_Written problem 1_:
From the passage below on deferred imposition of sentence, extract the portion that begins at the words "This Court addressed" and stops after the words "charge dismissed.", copying it verbatim.
_Written problem 2_:
Extend the passage below on the defendant's deferred imposition of sentence, continuing from its final sentence.

_Passage provided_:
"""

The defendant claims that his prior deferred imposition
of sentence was erroneously considered a "conviction" and he
was improperly classified as a persistent felony offender
pursuant to section 46-18-501, MCA. In 1978 Gladue was
adjudged guilty of two felony counts, burglary and theft.
The district court judge gave Gladue a three-year deferred
imposition of sentence. While the record reflects Gladue's
successful completion and final termination of the deferred
imposition of sentence, there is no evidence of record to
indicate whether or not the defendant's guilty plea was
withdrawn or the verdict of guilty removed, or the criminal
charges dismissed from Gladue's record pursuant to section
46-18-204, MCA.
On appeal, the defendant maintains that even though this
prior unrevoked, expired deferred imposition of sentence was
not subjected to the dismissal provisions of section
46-18-204, this administrative oversite should not prevent
him from the benefits afforded him if the charges against him
had been dismissed upon proper motion.
This Court addressed the intent of the legislature in
regard to deferred imposition of a sentence in the context of
section 46-18-204, MCA:
" . . . At the termination of the time of deferment
or stayed imposition, section 95-2207, R.C.M. 1947,
authorizes the court to accept a plea withdrawal or
to strike the verdict of guilty and order the
charge dismissed.

"""

_Dataset section_:
"""

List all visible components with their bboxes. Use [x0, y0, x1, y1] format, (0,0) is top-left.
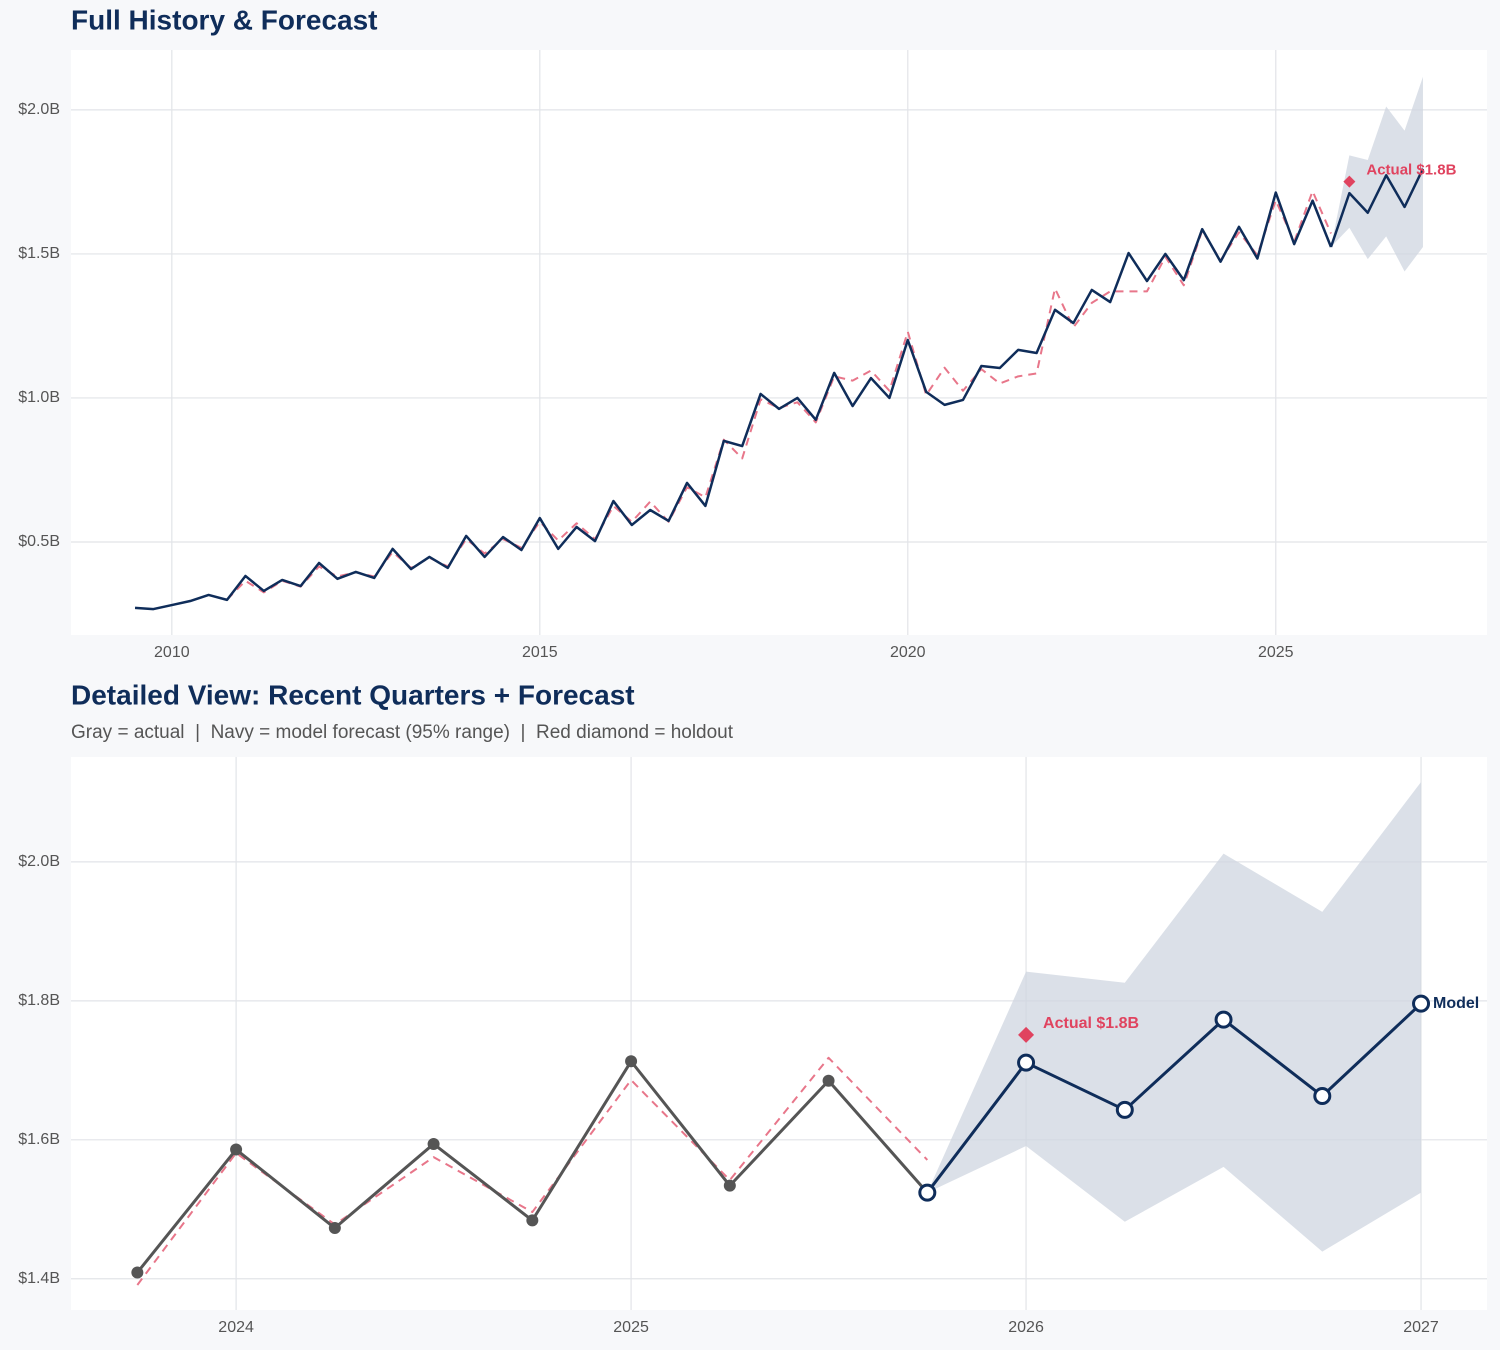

"""

_Written answer 1_:
This Court addressed the intent of the legislature in
regard to deferred imposition of a sentence in the context of
section 46-18-204, MCA:
" . . . At the termination of the time of deferment
or stayed imposition, section 95-2207, R.C.M. 1947,
authorizes the court to accept a plea withdrawal or
to strike the verdict of guilty and order the
charge dismissed.

_Written answer 2_:
"The passage of section 95-2207, R.C.M. 1947,
demonstrates the intent of the legislature in
regard to deferred imposition of sentence. If
sentence were imposed or executed in any part, then
the end advantage to the entire concept of the
deferred sentence could not be attained and section
95-2207 would become inoperative." State v. Drew
(1971), 158 Mont. 214, 217, 490 P.2d 230.
Accordingly, the sentencing issue is remanded to the
district court for a hearing to determine whether defendant
Gladue's prior, expired and unrevoked deferred sentence
should be dismissed pursuant to 46-18-204, MCA. If the trial
court determines that the charges should not be removed from
his record then the persistent felony offender designation
remains intact and the sentence unchanged. However, if the
lower court allows the dismissal of charges for the previous
1978 felonies, then the defendant has no "conviction" as
contemplated by the persistent felony offender statute and he
shall be resentenced accordingly.
The conviction for defendant's commission of attempted
burglary and criminal mischief is affirmed. The sentence
based on designation of persistent felony offender is
remanded for hearing.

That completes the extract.